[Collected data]
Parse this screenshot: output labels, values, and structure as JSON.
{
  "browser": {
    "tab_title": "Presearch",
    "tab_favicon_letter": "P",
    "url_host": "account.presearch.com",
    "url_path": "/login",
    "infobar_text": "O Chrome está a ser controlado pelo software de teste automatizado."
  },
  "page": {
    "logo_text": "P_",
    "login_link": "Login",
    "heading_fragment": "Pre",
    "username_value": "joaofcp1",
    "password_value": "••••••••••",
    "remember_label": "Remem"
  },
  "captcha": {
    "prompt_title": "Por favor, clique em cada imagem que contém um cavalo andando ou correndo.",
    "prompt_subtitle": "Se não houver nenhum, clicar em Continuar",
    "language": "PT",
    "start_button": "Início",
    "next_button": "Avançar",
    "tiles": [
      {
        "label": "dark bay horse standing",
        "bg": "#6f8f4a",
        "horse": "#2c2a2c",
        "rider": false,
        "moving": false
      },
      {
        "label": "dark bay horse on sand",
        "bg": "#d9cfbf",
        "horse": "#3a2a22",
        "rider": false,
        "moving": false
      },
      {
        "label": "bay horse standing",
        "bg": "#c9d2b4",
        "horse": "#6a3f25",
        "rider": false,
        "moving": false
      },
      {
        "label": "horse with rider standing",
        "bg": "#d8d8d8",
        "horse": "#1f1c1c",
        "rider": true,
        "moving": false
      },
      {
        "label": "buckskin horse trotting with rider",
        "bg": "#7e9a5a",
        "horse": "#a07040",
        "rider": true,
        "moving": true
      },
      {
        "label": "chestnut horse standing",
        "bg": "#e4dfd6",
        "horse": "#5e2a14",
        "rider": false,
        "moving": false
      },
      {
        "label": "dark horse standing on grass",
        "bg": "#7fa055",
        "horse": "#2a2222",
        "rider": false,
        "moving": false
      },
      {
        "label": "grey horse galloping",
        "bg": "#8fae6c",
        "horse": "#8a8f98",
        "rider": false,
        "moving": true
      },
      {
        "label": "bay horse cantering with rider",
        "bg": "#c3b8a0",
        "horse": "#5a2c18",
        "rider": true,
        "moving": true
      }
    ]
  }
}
* * *
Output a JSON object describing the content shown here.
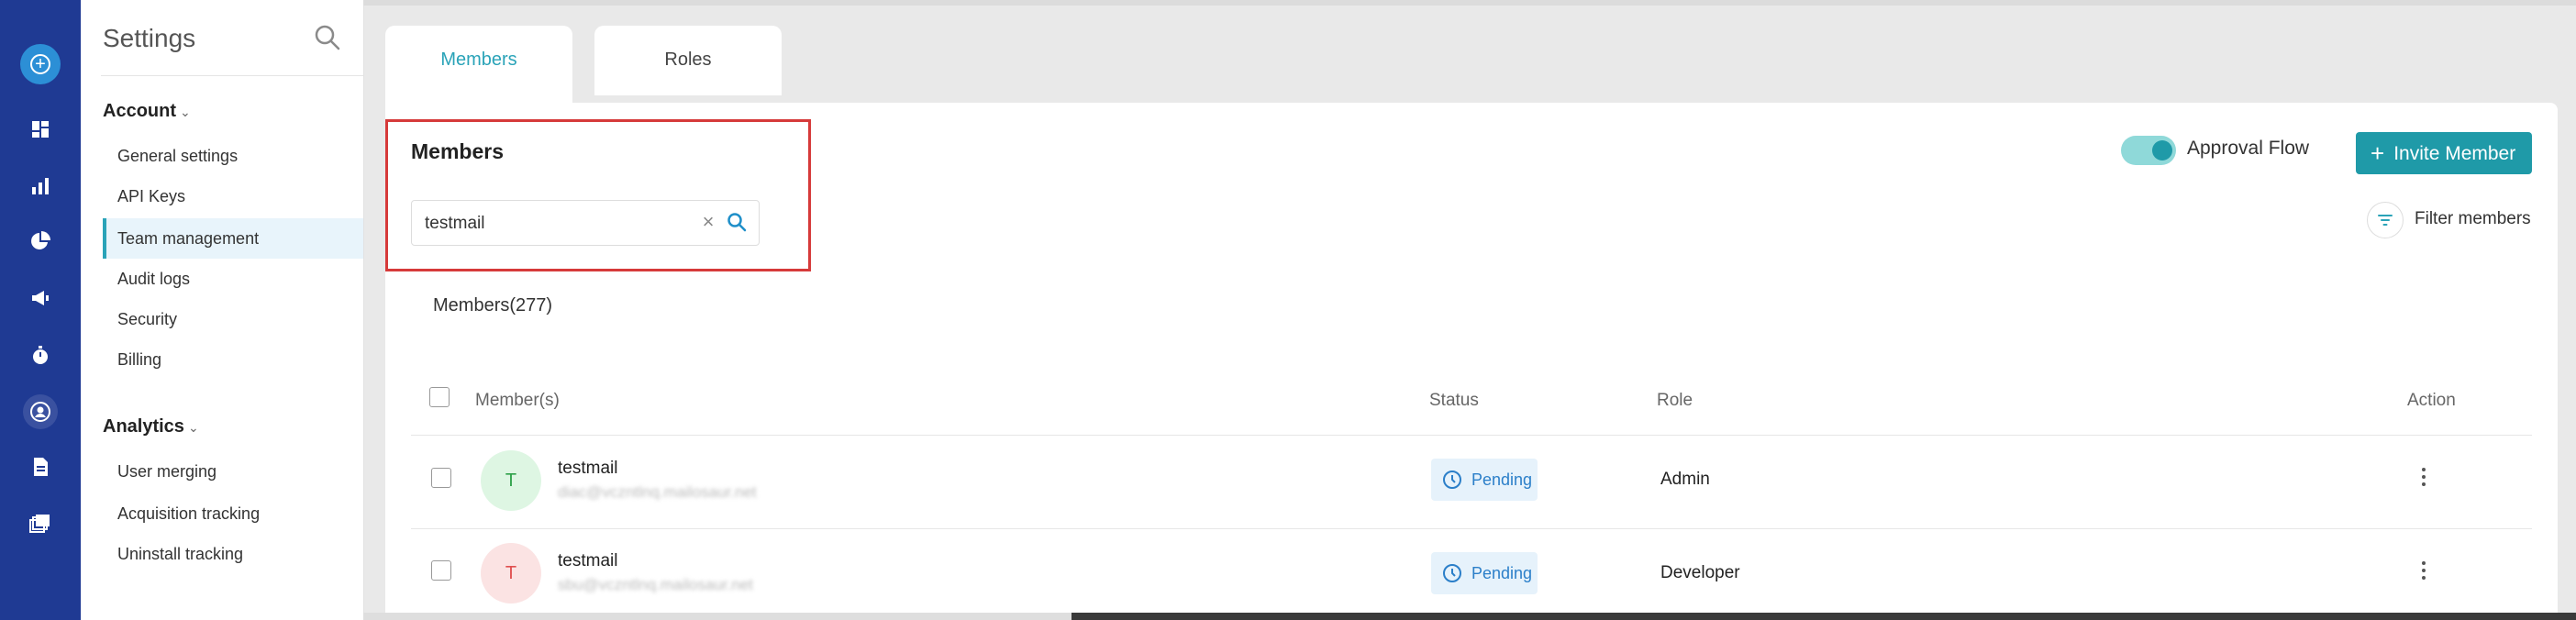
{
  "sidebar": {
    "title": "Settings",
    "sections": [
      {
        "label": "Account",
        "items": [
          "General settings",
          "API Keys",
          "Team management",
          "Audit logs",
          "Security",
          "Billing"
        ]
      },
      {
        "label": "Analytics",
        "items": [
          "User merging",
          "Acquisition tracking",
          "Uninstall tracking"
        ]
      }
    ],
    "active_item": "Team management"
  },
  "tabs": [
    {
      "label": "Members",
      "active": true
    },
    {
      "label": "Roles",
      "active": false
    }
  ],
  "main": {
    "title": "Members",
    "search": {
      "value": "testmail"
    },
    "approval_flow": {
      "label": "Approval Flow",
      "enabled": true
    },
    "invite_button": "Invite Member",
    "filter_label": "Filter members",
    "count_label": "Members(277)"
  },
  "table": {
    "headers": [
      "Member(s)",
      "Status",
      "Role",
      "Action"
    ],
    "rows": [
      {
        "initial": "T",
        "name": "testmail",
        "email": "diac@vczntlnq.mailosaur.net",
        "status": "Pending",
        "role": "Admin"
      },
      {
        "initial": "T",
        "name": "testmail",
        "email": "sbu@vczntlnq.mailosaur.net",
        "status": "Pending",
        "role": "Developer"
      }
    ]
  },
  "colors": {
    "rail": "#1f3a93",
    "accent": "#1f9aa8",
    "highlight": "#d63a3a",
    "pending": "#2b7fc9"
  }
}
...
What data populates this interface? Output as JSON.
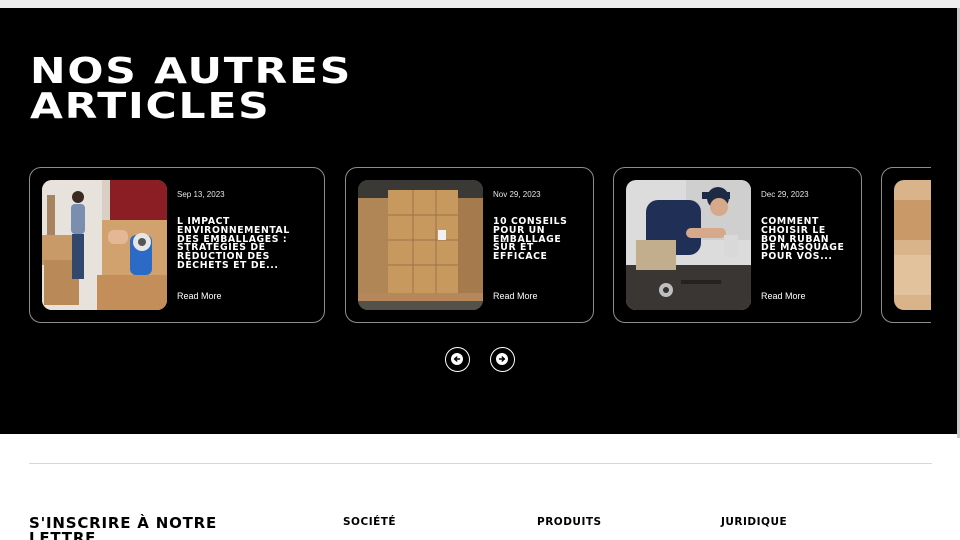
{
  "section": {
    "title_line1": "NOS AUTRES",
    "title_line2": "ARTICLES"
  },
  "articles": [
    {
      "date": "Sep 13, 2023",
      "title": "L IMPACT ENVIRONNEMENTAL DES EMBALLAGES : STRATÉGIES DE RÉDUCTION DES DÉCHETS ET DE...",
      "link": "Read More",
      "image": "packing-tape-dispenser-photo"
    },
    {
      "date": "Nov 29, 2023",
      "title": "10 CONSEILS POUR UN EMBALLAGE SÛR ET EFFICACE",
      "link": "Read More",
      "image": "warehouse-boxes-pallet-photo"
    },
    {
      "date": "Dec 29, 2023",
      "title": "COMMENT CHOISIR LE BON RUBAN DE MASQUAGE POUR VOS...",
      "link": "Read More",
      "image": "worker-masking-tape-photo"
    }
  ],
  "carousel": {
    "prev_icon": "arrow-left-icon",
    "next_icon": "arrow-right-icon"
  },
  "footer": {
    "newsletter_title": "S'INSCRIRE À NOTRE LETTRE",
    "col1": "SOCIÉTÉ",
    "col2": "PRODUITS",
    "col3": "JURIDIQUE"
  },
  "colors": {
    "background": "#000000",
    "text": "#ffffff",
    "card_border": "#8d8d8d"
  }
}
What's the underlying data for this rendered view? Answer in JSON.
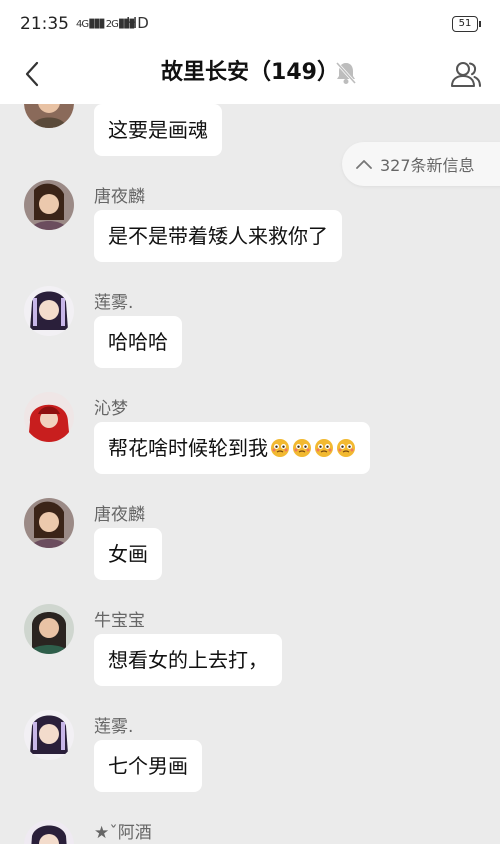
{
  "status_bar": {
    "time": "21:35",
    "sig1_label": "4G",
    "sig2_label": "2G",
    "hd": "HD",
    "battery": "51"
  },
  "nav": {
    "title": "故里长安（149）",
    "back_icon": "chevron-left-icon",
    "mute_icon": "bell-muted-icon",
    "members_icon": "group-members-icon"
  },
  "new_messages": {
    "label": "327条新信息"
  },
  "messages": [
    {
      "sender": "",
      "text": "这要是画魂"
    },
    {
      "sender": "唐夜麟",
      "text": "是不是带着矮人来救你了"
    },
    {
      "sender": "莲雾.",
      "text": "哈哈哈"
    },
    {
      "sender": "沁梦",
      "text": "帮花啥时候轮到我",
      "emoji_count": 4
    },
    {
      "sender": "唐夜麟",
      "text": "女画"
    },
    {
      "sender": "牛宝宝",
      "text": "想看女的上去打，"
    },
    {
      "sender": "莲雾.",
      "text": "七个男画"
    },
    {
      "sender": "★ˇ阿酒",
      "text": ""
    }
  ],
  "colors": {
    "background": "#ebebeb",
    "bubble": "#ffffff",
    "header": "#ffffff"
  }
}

### GOAL OF THE EXERCISE
Copy each line above that contains the string "this".

### SOLVED EXERCISE
Parse this screenshot: output labels, values, and structure as JSON.
What data populates this interface? Output as JSON.
What's the underlying data for this rendered view? Answer in JSON.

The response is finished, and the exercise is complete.